* start *

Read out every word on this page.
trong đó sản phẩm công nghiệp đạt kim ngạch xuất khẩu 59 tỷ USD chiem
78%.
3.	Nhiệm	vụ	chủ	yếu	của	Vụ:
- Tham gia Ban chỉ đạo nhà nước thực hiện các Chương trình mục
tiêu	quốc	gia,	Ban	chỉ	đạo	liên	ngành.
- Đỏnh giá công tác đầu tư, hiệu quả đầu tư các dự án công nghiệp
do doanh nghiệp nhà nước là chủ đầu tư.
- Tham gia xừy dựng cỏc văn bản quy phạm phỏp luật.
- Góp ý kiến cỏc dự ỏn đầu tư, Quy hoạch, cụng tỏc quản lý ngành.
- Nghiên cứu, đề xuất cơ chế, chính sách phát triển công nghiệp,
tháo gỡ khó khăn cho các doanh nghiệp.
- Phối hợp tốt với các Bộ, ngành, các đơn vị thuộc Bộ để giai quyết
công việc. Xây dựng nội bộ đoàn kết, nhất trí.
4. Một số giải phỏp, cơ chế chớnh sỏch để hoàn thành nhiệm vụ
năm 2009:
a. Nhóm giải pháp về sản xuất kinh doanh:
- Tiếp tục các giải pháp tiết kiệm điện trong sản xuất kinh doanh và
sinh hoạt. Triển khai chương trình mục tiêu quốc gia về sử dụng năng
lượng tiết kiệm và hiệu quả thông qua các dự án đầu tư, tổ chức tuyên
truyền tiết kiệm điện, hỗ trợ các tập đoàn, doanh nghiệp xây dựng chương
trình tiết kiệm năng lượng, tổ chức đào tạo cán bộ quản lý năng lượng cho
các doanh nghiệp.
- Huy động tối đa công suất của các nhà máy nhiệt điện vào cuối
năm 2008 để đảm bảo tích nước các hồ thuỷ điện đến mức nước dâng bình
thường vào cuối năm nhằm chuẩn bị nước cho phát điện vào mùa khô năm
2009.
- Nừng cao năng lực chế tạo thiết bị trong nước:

* end *

Do this -> Your task is to quote the listing above word for word.

Solution to the exercise ->
Read out every word on this page.
trong đó sản phẩm công nghiệp đạt kim ngạch xuất khẩu 59 tỷ USD chiem
78%.
3.	Nhiệm	vụ	chủ	yếu	của	Vụ:
- Tham gia Ban chỉ đạo nhà nước thực hiện các Chương trình mục
tiêu	quốc	gia,	Ban	chỉ	đạo	liên	ngành.
- Đỏnh giá công tác đầu tư, hiệu quả đầu tư các dự án công nghiệp
do doanh nghiệp nhà nước là chủ đầu tư.
- Tham gia xừy dựng cỏc văn bản quy phạm phỏp luật.
- Góp ý kiến cỏc dự ỏn đầu tư, Quy hoạch, cụng tỏc quản lý ngành.
- Nghiên cứu, đề xuất cơ chế, chính sách phát triển công nghiệp,
tháo gỡ khó khăn cho các doanh nghiệp.
- Phối hợp tốt với các Bộ, ngành, các đơn vị thuộc Bộ để giai quyết
công việc. Xây dựng nội bộ đoàn kết, nhất trí.
4. Một số giải phỏp, cơ chế chớnh sỏch để hoàn thành nhiệm vụ
năm 2009:
a. Nhóm giải pháp về sản xuất kinh doanh:
- Tiếp tục các giải pháp tiết kiệm điện trong sản xuất kinh doanh và
sinh hoạt. Triển khai chương trình mục tiêu quốc gia về sử dụng năng
lượng tiết kiệm và hiệu quả thông qua các dự án đầu tư, tổ chức tuyên
truyền tiết kiệm điện, hỗ trợ các tập đoàn, doanh nghiệp xây dựng chương
trình tiết kiệm năng lượng, tổ chức đào tạo cán bộ quản lý năng lượng cho
các doanh nghiệp.
- Huy động tối đa công suất của các nhà máy nhiệt điện vào cuối
năm 2008 để đảm bảo tích nước các hồ thuỷ điện đến mức nước dâng bình
thường vào cuối năm nhằm chuẩn bị nước cho phát điện vào mùa khô năm
2009.
- Nừng cao năng lực chế tạo thiết bị trong nước:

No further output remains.